→ **Given instruction**
Reproduce the entries word for word, and omit any picture you find in them.
---- Material supplied
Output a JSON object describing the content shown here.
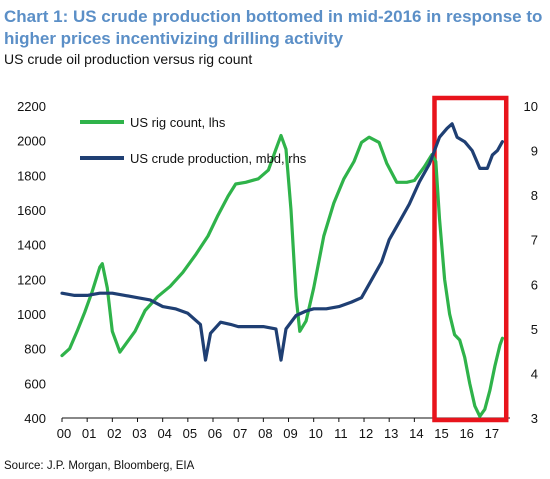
{
  "title": "Chart 1: US crude production bottomed in mid-2016 in response to higher prices incentivizing drilling activity",
  "subtitle": "US crude oil production versus rig count",
  "source": "Source: J.P. Morgan, Bloomberg, EIA",
  "colors": {
    "title": "#5b8fc7",
    "rig_count": "#2fb34a",
    "crude_production": "#1f3f73",
    "highlight_box": "#e8141c"
  },
  "chart_data": {
    "type": "line",
    "x_tick_labels": [
      "00",
      "01",
      "02",
      "03",
      "04",
      "05",
      "06",
      "07",
      "08",
      "09",
      "10",
      "11",
      "12",
      "13",
      "14",
      "15",
      "16",
      "17"
    ],
    "xlim": [
      2000,
      2017.8
    ],
    "left_axis": {
      "ylim": [
        400,
        2200
      ],
      "ticks": [
        "400",
        "600",
        "800",
        "1000",
        "1200",
        "1400",
        "1600",
        "1800",
        "2000",
        "2200"
      ]
    },
    "right_axis": {
      "ylim": [
        3,
        10
      ],
      "ticks": [
        "3",
        "4",
        "5",
        "6",
        "7",
        "8",
        "9",
        "10"
      ]
    },
    "legend_position": "top-left",
    "highlight": {
      "x_range": [
        2014.8,
        2017.65
      ],
      "y_range_lhs": [
        400,
        2200
      ]
    },
    "series": [
      {
        "name": "US rig count, lhs",
        "axis": "left",
        "points": [
          [
            2000.0,
            760
          ],
          [
            2000.3,
            800
          ],
          [
            2000.6,
            900
          ],
          [
            2000.9,
            1010
          ],
          [
            2001.2,
            1130
          ],
          [
            2001.5,
            1270
          ],
          [
            2001.6,
            1290
          ],
          [
            2001.8,
            1150
          ],
          [
            2002.0,
            900
          ],
          [
            2002.3,
            780
          ],
          [
            2002.5,
            820
          ],
          [
            2002.9,
            900
          ],
          [
            2003.3,
            1020
          ],
          [
            2003.8,
            1100
          ],
          [
            2004.3,
            1160
          ],
          [
            2004.8,
            1240
          ],
          [
            2005.3,
            1340
          ],
          [
            2005.8,
            1450
          ],
          [
            2006.2,
            1570
          ],
          [
            2006.6,
            1680
          ],
          [
            2006.9,
            1750
          ],
          [
            2007.3,
            1760
          ],
          [
            2007.8,
            1780
          ],
          [
            2008.2,
            1830
          ],
          [
            2008.5,
            1950
          ],
          [
            2008.7,
            2030
          ],
          [
            2008.9,
            1950
          ],
          [
            2009.1,
            1600
          ],
          [
            2009.3,
            1100
          ],
          [
            2009.45,
            900
          ],
          [
            2009.7,
            960
          ],
          [
            2010.0,
            1150
          ],
          [
            2010.4,
            1450
          ],
          [
            2010.8,
            1640
          ],
          [
            2011.2,
            1780
          ],
          [
            2011.6,
            1880
          ],
          [
            2011.9,
            1990
          ],
          [
            2012.2,
            2020
          ],
          [
            2012.6,
            1990
          ],
          [
            2012.9,
            1870
          ],
          [
            2013.3,
            1760
          ],
          [
            2013.7,
            1760
          ],
          [
            2014.0,
            1770
          ],
          [
            2014.4,
            1850
          ],
          [
            2014.7,
            1920
          ],
          [
            2014.85,
            1880
          ],
          [
            2015.0,
            1550
          ],
          [
            2015.2,
            1200
          ],
          [
            2015.4,
            1000
          ],
          [
            2015.6,
            880
          ],
          [
            2015.8,
            850
          ],
          [
            2016.0,
            750
          ],
          [
            2016.2,
            600
          ],
          [
            2016.4,
            470
          ],
          [
            2016.6,
            410
          ],
          [
            2016.8,
            450
          ],
          [
            2017.0,
            560
          ],
          [
            2017.2,
            700
          ],
          [
            2017.4,
            820
          ],
          [
            2017.5,
            860
          ]
        ]
      },
      {
        "name": "US crude production, mbd, rhs",
        "axis": "right",
        "points": [
          [
            2000.0,
            5.8
          ],
          [
            2000.5,
            5.75
          ],
          [
            2001.0,
            5.75
          ],
          [
            2001.5,
            5.8
          ],
          [
            2002.0,
            5.8
          ],
          [
            2002.5,
            5.75
          ],
          [
            2003.0,
            5.7
          ],
          [
            2003.5,
            5.65
          ],
          [
            2004.0,
            5.5
          ],
          [
            2004.5,
            5.45
          ],
          [
            2005.0,
            5.35
          ],
          [
            2005.5,
            5.1
          ],
          [
            2005.7,
            4.3
          ],
          [
            2005.9,
            4.9
          ],
          [
            2006.3,
            5.15
          ],
          [
            2006.7,
            5.1
          ],
          [
            2007.0,
            5.05
          ],
          [
            2007.5,
            5.05
          ],
          [
            2008.0,
            5.05
          ],
          [
            2008.5,
            5.0
          ],
          [
            2008.7,
            4.3
          ],
          [
            2008.9,
            5.0
          ],
          [
            2009.3,
            5.3
          ],
          [
            2009.7,
            5.4
          ],
          [
            2010.0,
            5.45
          ],
          [
            2010.5,
            5.45
          ],
          [
            2011.0,
            5.5
          ],
          [
            2011.5,
            5.6
          ],
          [
            2011.9,
            5.7
          ],
          [
            2012.3,
            6.1
          ],
          [
            2012.7,
            6.5
          ],
          [
            2013.0,
            7.0
          ],
          [
            2013.4,
            7.4
          ],
          [
            2013.8,
            7.8
          ],
          [
            2014.2,
            8.3
          ],
          [
            2014.6,
            8.7
          ],
          [
            2015.0,
            9.3
          ],
          [
            2015.3,
            9.5
          ],
          [
            2015.5,
            9.6
          ],
          [
            2015.7,
            9.3
          ],
          [
            2016.0,
            9.2
          ],
          [
            2016.3,
            9.0
          ],
          [
            2016.6,
            8.6
          ],
          [
            2016.9,
            8.6
          ],
          [
            2017.1,
            8.9
          ],
          [
            2017.3,
            9.0
          ],
          [
            2017.5,
            9.2
          ]
        ]
      }
    ]
  }
}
--------
→ **Expected answer**
Output a JSON object describing the content shown here.
{
  "title": "Chart 1: US crude production bottomed in mid-2016 in response to higher prices incentivizing drilling activity",
  "subtitle": "US crude oil production versus rig count",
  "source": "Source: J.P. Morgan, Bloomberg, EIA",
  "colors": {
    "title": "#5b8fc7",
    "rig_count": "#2fb34a",
    "crude_production": "#1f3f73",
    "highlight_box": "#e8141c"
  },
  "chart_data": {
    "type": "line",
    "x_tick_labels": [
      "00",
      "01",
      "02",
      "03",
      "04",
      "05",
      "06",
      "07",
      "08",
      "09",
      "10",
      "11",
      "12",
      "13",
      "14",
      "15",
      "16",
      "17"
    ],
    "xlim": [
      2000,
      2017.8
    ],
    "left_axis": {
      "ylim": [
        400,
        2200
      ],
      "ticks": [
        "400",
        "600",
        "800",
        "1000",
        "1200",
        "1400",
        "1600",
        "1800",
        "2000",
        "2200"
      ]
    },
    "right_axis": {
      "ylim": [
        3,
        10
      ],
      "ticks": [
        "3",
        "4",
        "5",
        "6",
        "7",
        "8",
        "9",
        "10"
      ]
    },
    "legend_position": "top-left",
    "highlight": {
      "x_range": [
        2014.8,
        2017.65
      ],
      "y_range_lhs": [
        400,
        2200
      ]
    },
    "series": [
      {
        "name": "US rig count, lhs",
        "axis": "left",
        "points": [
          [
            2000.0,
            760
          ],
          [
            2000.3,
            800
          ],
          [
            2000.6,
            900
          ],
          [
            2000.9,
            1010
          ],
          [
            2001.2,
            1130
          ],
          [
            2001.5,
            1270
          ],
          [
            2001.6,
            1290
          ],
          [
            2001.8,
            1150
          ],
          [
            2002.0,
            900
          ],
          [
            2002.3,
            780
          ],
          [
            2002.5,
            820
          ],
          [
            2002.9,
            900
          ],
          [
            2003.3,
            1020
          ],
          [
            2003.8,
            1100
          ],
          [
            2004.3,
            1160
          ],
          [
            2004.8,
            1240
          ],
          [
            2005.3,
            1340
          ],
          [
            2005.8,
            1450
          ],
          [
            2006.2,
            1570
          ],
          [
            2006.6,
            1680
          ],
          [
            2006.9,
            1750
          ],
          [
            2007.3,
            1760
          ],
          [
            2007.8,
            1780
          ],
          [
            2008.2,
            1830
          ],
          [
            2008.5,
            1950
          ],
          [
            2008.7,
            2030
          ],
          [
            2008.9,
            1950
          ],
          [
            2009.1,
            1600
          ],
          [
            2009.3,
            1100
          ],
          [
            2009.45,
            900
          ],
          [
            2009.7,
            960
          ],
          [
            2010.0,
            1150
          ],
          [
            2010.4,
            1450
          ],
          [
            2010.8,
            1640
          ],
          [
            2011.2,
            1780
          ],
          [
            2011.6,
            1880
          ],
          [
            2011.9,
            1990
          ],
          [
            2012.2,
            2020
          ],
          [
            2012.6,
            1990
          ],
          [
            2012.9,
            1870
          ],
          [
            2013.3,
            1760
          ],
          [
            2013.7,
            1760
          ],
          [
            2014.0,
            1770
          ],
          [
            2014.4,
            1850
          ],
          [
            2014.7,
            1920
          ],
          [
            2014.85,
            1880
          ],
          [
            2015.0,
            1550
          ],
          [
            2015.2,
            1200
          ],
          [
            2015.4,
            1000
          ],
          [
            2015.6,
            880
          ],
          [
            2015.8,
            850
          ],
          [
            2016.0,
            750
          ],
          [
            2016.2,
            600
          ],
          [
            2016.4,
            470
          ],
          [
            2016.6,
            410
          ],
          [
            2016.8,
            450
          ],
          [
            2017.0,
            560
          ],
          [
            2017.2,
            700
          ],
          [
            2017.4,
            820
          ],
          [
            2017.5,
            860
          ]
        ]
      },
      {
        "name": "US crude production, mbd, rhs",
        "axis": "right",
        "points": [
          [
            2000.0,
            5.8
          ],
          [
            2000.5,
            5.75
          ],
          [
            2001.0,
            5.75
          ],
          [
            2001.5,
            5.8
          ],
          [
            2002.0,
            5.8
          ],
          [
            2002.5,
            5.75
          ],
          [
            2003.0,
            5.7
          ],
          [
            2003.5,
            5.65
          ],
          [
            2004.0,
            5.5
          ],
          [
            2004.5,
            5.45
          ],
          [
            2005.0,
            5.35
          ],
          [
            2005.5,
            5.1
          ],
          [
            2005.7,
            4.3
          ],
          [
            2005.9,
            4.9
          ],
          [
            2006.3,
            5.15
          ],
          [
            2006.7,
            5.1
          ],
          [
            2007.0,
            5.05
          ],
          [
            2007.5,
            5.05
          ],
          [
            2008.0,
            5.05
          ],
          [
            2008.5,
            5.0
          ],
          [
            2008.7,
            4.3
          ],
          [
            2008.9,
            5.0
          ],
          [
            2009.3,
            5.3
          ],
          [
            2009.7,
            5.4
          ],
          [
            2010.0,
            5.45
          ],
          [
            2010.5,
            5.45
          ],
          [
            2011.0,
            5.5
          ],
          [
            2011.5,
            5.6
          ],
          [
            2011.9,
            5.7
          ],
          [
            2012.3,
            6.1
          ],
          [
            2012.7,
            6.5
          ],
          [
            2013.0,
            7.0
          ],
          [
            2013.4,
            7.4
          ],
          [
            2013.8,
            7.8
          ],
          [
            2014.2,
            8.3
          ],
          [
            2014.6,
            8.7
          ],
          [
            2015.0,
            9.3
          ],
          [
            2015.3,
            9.5
          ],
          [
            2015.5,
            9.6
          ],
          [
            2015.7,
            9.3
          ],
          [
            2016.0,
            9.2
          ],
          [
            2016.3,
            9.0
          ],
          [
            2016.6,
            8.6
          ],
          [
            2016.9,
            8.6
          ],
          [
            2017.1,
            8.9
          ],
          [
            2017.3,
            9.0
          ],
          [
            2017.5,
            9.2
          ]
        ]
      }
    ]
  }
}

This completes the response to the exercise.